THE DATA –
* * * *

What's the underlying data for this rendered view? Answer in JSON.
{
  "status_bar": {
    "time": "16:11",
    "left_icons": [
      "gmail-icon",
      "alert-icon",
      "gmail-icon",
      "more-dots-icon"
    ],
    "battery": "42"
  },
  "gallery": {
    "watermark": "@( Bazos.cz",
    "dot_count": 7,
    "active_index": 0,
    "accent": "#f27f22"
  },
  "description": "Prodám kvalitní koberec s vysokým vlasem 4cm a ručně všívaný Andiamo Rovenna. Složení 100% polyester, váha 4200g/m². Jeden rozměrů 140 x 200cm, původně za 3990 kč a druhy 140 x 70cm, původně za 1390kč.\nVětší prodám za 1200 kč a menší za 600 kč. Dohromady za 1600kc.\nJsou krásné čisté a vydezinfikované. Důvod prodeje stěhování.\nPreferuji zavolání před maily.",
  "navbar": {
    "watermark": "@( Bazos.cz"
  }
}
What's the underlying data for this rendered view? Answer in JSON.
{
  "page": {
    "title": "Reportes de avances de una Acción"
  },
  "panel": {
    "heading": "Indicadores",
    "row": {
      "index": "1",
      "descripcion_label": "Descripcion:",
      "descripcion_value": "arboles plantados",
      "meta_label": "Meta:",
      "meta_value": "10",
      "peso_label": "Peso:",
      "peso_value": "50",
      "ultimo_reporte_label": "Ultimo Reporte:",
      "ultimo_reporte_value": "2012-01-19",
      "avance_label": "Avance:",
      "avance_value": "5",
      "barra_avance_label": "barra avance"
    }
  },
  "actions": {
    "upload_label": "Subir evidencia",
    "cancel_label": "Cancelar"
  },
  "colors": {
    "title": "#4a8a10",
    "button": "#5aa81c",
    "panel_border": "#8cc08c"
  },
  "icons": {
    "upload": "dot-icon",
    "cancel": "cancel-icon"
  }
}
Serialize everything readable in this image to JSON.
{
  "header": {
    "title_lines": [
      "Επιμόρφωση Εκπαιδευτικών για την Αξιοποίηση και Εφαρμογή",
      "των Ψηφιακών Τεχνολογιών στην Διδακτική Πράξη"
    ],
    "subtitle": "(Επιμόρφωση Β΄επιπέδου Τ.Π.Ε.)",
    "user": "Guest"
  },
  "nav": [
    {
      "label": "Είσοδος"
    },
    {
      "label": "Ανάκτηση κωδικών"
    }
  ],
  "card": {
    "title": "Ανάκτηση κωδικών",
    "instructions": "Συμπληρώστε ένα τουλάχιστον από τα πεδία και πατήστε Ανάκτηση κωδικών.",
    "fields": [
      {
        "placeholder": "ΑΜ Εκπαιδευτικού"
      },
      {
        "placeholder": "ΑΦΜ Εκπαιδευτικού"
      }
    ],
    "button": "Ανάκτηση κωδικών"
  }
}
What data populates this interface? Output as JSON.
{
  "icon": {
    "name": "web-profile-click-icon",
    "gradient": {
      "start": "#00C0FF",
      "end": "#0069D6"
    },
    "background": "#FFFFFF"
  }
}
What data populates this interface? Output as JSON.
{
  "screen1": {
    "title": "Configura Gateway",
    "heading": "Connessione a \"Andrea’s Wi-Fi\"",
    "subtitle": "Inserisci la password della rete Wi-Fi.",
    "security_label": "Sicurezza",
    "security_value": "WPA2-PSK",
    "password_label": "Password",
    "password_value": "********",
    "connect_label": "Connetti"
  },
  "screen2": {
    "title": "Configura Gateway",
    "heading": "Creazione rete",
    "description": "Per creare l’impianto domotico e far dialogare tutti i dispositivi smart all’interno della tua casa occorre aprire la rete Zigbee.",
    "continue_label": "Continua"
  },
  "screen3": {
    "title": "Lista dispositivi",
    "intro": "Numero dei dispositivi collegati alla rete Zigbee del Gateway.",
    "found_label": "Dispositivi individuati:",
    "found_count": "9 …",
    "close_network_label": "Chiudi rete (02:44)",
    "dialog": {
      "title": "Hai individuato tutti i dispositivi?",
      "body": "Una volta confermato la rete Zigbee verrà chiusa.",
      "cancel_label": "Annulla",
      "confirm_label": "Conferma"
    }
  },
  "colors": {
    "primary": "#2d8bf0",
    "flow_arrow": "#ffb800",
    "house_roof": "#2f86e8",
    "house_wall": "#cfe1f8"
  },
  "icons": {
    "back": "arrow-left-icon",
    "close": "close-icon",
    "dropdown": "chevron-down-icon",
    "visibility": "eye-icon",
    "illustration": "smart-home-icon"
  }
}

* * * *

WRITTEN TASK –
The listing above must be transcribed exactly, line by line.

RESULT –
What's the underlying data for this rendered view? Answer in JSON.
{
  "status_bar": {
    "time": "16:11",
    "left_icons": [
      "gmail-icon",
      "alert-icon",
      "gmail-icon",
      "more-dots-icon"
    ],
    "battery": "42"
  },
  "gallery": {
    "watermark": "@( Bazos.cz",
    "dot_count": 7,
    "active_index": 0,
    "accent": "#f27f22"
  },
  "description": "Prodám kvalitní koberec s vysokým vlasem 4cm a ručně všívaný Andiamo Rovenna. Složení 100% polyester, váha 4200g/m². Jeden rozměrů 140 x 200cm, původně za 3990 kč a druhy 140 x 70cm, původně za 1390kč.\nVětší prodám za 1200 kč a menší za 600 kč. Dohromady za 1600kc.\nJsou krásné čisté a vydezinfikované. Důvod prodeje stěhování.\nPreferuji zavolání před maily.",
  "navbar": {
    "watermark": "@( Bazos.cz"
  }
}
What's the underlying data for this rendered view? Answer in JSON.
{
  "page": {
    "title": "Reportes de avances de una Acción"
  },
  "panel": {
    "heading": "Indicadores",
    "row": {
      "index": "1",
      "descripcion_label": "Descripcion:",
      "descripcion_value": "arboles plantados",
      "meta_label": "Meta:",
      "meta_value": "10",
      "peso_label": "Peso:",
      "peso_value": "50",
      "ultimo_reporte_label": "Ultimo Reporte:",
      "ultimo_reporte_value": "2012-01-19",
      "avance_label": "Avance:",
      "avance_value": "5",
      "barra_avance_label": "barra avance"
    }
  },
  "actions": {
    "upload_label": "Subir evidencia",
    "cancel_label": "Cancelar"
  },
  "colors": {
    "title": "#4a8a10",
    "button": "#5aa81c",
    "panel_border": "#8cc08c"
  },
  "icons": {
    "upload": "dot-icon",
    "cancel": "cancel-icon"
  }
}
Serialize everything readable in this image to JSON.
{
  "header": {
    "title_lines": [
      "Επιμόρφωση Εκπαιδευτικών για την Αξιοποίηση και Εφαρμογή",
      "των Ψηφιακών Τεχνολογιών στην Διδακτική Πράξη"
    ],
    "subtitle": "(Επιμόρφωση Β΄επιπέδου Τ.Π.Ε.)",
    "user": "Guest"
  },
  "nav": [
    {
      "label": "Είσοδος"
    },
    {
      "label": "Ανάκτηση κωδικών"
    }
  ],
  "card": {
    "title": "Ανάκτηση κωδικών",
    "instructions": "Συμπληρώστε ένα τουλάχιστον από τα πεδία και πατήστε Ανάκτηση κωδικών.",
    "fields": [
      {
        "placeholder": "ΑΜ Εκπαιδευτικού"
      },
      {
        "placeholder": "ΑΦΜ Εκπαιδευτικού"
      }
    ],
    "button": "Ανάκτηση κωδικών"
  }
}
What data populates this interface? Output as JSON.
{
  "icon": {
    "name": "web-profile-click-icon",
    "gradient": {
      "start": "#00C0FF",
      "end": "#0069D6"
    },
    "background": "#FFFFFF"
  }
}
What data populates this interface? Output as JSON.
{
  "screen1": {
    "title": "Configura Gateway",
    "heading": "Connessione a \"Andrea’s Wi-Fi\"",
    "subtitle": "Inserisci la password della rete Wi-Fi.",
    "security_label": "Sicurezza",
    "security_value": "WPA2-PSK",
    "password_label": "Password",
    "password_value": "********",
    "connect_label": "Connetti"
  },
  "screen2": {
    "title": "Configura Gateway",
    "heading": "Creazione rete",
    "description": "Per creare l’impianto domotico e far dialogare tutti i dispositivi smart all’interno della tua casa occorre aprire la rete Zigbee.",
    "continue_label": "Continua"
  },
  "screen3": {
    "title": "Lista dispositivi",
    "intro": "Numero dei dispositivi collegati alla rete Zigbee del Gateway.",
    "found_label": "Dispositivi individuati:",
    "found_count": "9 …",
    "close_network_label": "Chiudi rete (02:44)",
    "dialog": {
      "title": "Hai individuato tutti i dispositivi?",
      "body": "Una volta confermato la rete Zigbee verrà chiusa.",
      "cancel_label": "Annulla",
      "confirm_label": "Conferma"
    }
  },
  "colors": {
    "primary": "#2d8bf0",
    "flow_arrow": "#ffb800",
    "house_roof": "#2f86e8",
    "house_wall": "#cfe1f8"
  },
  "icons": {
    "back": "arrow-left-icon",
    "close": "close-icon",
    "dropdown": "chevron-down-icon",
    "visibility": "eye-icon",
    "illustration": "smart-home-icon"
  }
}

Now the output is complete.